##### Supplied records #####

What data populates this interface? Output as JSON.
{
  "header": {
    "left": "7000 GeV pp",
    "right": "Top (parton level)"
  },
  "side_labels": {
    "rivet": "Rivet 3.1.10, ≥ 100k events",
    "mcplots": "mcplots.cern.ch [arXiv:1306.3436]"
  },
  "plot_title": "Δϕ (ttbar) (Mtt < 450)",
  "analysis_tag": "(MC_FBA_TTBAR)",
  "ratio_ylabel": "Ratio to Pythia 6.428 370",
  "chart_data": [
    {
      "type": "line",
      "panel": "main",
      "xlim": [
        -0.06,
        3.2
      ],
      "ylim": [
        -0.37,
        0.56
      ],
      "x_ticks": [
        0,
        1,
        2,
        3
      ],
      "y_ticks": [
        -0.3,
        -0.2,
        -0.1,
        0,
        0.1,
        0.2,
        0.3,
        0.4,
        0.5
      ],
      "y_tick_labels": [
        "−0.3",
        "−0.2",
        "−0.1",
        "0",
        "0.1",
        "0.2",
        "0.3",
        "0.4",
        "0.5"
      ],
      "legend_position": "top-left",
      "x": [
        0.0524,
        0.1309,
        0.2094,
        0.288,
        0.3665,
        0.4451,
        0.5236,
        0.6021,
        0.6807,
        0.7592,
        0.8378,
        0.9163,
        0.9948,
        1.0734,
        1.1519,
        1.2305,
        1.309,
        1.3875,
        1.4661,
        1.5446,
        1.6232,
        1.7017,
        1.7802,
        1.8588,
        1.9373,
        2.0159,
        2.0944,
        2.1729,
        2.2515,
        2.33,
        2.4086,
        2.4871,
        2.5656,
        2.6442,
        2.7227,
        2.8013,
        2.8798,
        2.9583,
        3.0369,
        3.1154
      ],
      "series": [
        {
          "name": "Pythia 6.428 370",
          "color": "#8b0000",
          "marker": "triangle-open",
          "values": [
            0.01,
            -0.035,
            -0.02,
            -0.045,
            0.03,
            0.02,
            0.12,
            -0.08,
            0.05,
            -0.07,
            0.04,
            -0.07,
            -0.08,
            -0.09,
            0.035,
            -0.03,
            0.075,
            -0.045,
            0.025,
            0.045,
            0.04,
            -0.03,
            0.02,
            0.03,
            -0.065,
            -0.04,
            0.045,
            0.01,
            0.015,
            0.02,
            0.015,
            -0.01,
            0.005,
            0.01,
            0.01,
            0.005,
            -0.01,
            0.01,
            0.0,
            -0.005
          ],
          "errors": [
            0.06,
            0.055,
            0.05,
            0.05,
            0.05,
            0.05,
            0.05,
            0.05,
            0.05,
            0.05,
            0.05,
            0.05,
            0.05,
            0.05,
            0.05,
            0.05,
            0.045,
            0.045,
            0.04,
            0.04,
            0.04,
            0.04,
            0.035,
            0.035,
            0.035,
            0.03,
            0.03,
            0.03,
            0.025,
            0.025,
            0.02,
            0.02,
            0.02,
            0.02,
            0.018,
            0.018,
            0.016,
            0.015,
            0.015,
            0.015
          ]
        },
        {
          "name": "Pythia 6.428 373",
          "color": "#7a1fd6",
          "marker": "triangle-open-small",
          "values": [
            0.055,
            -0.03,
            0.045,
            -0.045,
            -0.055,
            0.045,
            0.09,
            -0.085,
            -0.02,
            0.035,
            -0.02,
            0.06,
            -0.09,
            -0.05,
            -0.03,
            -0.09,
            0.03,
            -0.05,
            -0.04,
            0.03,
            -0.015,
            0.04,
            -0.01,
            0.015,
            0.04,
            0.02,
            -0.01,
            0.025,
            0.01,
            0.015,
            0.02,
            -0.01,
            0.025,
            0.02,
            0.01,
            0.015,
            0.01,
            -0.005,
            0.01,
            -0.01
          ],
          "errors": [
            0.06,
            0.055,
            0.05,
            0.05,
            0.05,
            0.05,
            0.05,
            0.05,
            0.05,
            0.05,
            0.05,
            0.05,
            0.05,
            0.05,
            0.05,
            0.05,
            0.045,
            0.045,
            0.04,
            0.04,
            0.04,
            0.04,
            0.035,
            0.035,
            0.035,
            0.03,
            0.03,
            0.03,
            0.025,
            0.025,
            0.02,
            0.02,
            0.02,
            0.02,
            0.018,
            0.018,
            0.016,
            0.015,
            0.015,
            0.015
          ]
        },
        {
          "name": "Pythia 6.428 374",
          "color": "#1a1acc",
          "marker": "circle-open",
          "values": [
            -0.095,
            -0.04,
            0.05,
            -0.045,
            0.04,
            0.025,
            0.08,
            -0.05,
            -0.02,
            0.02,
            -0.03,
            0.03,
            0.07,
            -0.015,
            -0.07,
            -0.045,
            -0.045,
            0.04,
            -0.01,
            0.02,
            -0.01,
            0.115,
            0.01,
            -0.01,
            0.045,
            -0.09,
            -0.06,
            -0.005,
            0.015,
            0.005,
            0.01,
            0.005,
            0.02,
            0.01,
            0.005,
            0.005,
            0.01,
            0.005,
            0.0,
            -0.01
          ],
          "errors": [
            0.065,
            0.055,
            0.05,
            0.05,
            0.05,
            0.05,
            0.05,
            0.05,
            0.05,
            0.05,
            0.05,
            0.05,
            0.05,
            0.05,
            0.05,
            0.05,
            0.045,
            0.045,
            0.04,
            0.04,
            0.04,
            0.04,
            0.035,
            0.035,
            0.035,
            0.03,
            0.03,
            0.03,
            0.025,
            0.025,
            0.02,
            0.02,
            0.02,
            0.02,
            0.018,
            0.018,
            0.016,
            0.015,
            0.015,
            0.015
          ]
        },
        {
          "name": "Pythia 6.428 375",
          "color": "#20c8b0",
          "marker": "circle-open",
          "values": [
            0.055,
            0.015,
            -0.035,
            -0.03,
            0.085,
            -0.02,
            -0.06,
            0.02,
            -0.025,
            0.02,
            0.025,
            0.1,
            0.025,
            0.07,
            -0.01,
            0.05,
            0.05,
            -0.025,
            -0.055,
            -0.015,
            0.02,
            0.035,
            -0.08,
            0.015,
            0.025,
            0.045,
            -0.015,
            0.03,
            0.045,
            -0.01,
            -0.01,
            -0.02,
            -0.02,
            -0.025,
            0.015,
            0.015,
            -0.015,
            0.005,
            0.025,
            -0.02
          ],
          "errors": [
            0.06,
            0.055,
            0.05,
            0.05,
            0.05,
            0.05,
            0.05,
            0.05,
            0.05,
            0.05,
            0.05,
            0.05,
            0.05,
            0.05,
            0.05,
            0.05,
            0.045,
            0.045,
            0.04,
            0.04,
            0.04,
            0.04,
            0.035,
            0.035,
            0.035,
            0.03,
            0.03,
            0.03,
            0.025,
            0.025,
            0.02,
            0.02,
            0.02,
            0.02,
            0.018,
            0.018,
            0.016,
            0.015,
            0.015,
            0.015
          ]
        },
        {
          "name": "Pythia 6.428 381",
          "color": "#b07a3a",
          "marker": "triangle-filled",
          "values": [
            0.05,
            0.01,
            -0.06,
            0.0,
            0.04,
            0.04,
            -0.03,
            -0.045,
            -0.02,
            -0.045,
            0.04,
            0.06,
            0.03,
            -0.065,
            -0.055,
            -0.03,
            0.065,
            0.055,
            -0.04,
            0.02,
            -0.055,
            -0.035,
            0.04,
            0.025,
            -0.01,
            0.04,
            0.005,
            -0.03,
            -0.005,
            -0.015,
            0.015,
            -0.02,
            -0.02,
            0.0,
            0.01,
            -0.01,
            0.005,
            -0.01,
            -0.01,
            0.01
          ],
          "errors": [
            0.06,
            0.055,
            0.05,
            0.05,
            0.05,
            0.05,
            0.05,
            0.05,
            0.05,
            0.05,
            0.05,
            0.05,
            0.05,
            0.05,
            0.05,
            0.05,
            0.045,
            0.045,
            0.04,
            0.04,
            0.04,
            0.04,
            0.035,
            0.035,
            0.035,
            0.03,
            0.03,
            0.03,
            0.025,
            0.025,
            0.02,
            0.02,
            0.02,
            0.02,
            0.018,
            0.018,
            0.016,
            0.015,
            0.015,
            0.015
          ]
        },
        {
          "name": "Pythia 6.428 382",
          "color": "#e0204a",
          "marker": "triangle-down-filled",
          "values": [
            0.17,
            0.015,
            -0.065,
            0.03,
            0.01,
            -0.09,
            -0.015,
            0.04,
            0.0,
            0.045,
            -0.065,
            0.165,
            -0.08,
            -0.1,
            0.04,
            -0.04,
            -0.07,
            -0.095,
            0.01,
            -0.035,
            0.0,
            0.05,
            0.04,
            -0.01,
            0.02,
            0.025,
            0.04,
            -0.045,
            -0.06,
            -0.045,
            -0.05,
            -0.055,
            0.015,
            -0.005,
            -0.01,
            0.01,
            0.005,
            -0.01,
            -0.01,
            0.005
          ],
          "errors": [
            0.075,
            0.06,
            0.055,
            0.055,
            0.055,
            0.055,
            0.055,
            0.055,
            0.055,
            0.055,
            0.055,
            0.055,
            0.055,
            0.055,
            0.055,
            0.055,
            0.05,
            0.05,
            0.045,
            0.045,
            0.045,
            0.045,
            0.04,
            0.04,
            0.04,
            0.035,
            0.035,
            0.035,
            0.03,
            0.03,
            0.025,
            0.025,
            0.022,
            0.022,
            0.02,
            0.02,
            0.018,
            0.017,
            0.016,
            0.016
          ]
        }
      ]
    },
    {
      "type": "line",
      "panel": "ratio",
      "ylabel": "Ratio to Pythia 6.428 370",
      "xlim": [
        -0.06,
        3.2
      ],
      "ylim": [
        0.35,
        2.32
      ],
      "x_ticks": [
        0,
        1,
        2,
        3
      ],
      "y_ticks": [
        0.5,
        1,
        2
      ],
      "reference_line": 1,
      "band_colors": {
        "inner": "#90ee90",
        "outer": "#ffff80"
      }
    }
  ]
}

#####

**Exercise requirements**
Scan the material for lines with the word "open", and copy each line you find.

**Written response**
          "marker": "triangle-open",
          "marker": "triangle-open-small",
          "marker": "circle-open",
          "marker": "circle-open",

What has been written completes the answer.